** start **

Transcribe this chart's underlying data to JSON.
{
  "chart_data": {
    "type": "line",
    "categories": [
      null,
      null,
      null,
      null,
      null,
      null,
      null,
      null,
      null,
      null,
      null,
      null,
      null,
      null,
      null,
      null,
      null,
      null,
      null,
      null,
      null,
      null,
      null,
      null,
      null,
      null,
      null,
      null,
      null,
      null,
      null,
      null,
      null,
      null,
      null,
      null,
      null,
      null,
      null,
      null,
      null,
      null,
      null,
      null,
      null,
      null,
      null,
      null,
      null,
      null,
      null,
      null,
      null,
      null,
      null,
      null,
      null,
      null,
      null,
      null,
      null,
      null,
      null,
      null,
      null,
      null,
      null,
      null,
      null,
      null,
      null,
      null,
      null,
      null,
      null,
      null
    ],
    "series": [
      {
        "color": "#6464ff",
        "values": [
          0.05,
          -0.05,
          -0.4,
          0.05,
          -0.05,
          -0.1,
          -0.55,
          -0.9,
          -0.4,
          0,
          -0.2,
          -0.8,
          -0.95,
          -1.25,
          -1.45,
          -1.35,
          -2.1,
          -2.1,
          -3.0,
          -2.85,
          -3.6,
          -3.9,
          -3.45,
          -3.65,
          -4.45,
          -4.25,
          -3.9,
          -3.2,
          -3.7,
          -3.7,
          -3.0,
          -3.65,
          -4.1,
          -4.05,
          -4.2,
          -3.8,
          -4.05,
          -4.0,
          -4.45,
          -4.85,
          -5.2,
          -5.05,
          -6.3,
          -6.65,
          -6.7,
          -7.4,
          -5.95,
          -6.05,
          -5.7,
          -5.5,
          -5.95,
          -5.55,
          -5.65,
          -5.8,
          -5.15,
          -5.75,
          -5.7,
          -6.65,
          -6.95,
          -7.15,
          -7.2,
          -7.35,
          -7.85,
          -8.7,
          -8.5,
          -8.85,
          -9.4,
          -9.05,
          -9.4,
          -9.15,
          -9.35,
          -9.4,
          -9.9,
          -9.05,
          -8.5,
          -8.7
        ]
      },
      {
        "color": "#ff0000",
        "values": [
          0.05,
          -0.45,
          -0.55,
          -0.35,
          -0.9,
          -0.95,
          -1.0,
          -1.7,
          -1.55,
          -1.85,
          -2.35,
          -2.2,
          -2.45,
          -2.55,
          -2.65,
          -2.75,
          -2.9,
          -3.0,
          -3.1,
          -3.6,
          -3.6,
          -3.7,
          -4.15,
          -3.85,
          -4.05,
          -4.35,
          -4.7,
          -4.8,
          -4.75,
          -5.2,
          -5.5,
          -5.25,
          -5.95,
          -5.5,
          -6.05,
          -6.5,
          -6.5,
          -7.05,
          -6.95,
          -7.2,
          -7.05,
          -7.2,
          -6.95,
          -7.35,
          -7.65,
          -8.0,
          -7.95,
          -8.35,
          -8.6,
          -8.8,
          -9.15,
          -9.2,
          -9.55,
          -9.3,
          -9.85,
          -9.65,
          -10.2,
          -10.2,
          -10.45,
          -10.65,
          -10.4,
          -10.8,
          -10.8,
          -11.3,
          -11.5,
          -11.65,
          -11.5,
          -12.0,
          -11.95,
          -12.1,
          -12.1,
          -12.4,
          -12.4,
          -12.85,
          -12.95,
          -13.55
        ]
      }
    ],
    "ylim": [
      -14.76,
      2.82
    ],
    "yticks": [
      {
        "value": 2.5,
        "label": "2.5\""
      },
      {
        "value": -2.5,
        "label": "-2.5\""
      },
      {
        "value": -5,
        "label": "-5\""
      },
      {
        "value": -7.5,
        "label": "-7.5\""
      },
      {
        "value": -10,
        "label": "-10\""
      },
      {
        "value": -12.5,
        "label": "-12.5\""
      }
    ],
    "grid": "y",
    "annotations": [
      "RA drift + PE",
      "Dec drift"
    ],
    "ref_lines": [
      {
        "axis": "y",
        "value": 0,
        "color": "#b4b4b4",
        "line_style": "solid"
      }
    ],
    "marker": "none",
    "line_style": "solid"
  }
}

** end **

**WHAT THE EXERCISE ASKS**
Isolate each line of the listing above that includes "label". Copy it.

**ANSWER BELOW**
        "label": "2.5\""
        "label": "-2.5\""
        "label": "-5\""
        "label": "-7.5\""
        "label": "-10\""
        "label": "-12.5\""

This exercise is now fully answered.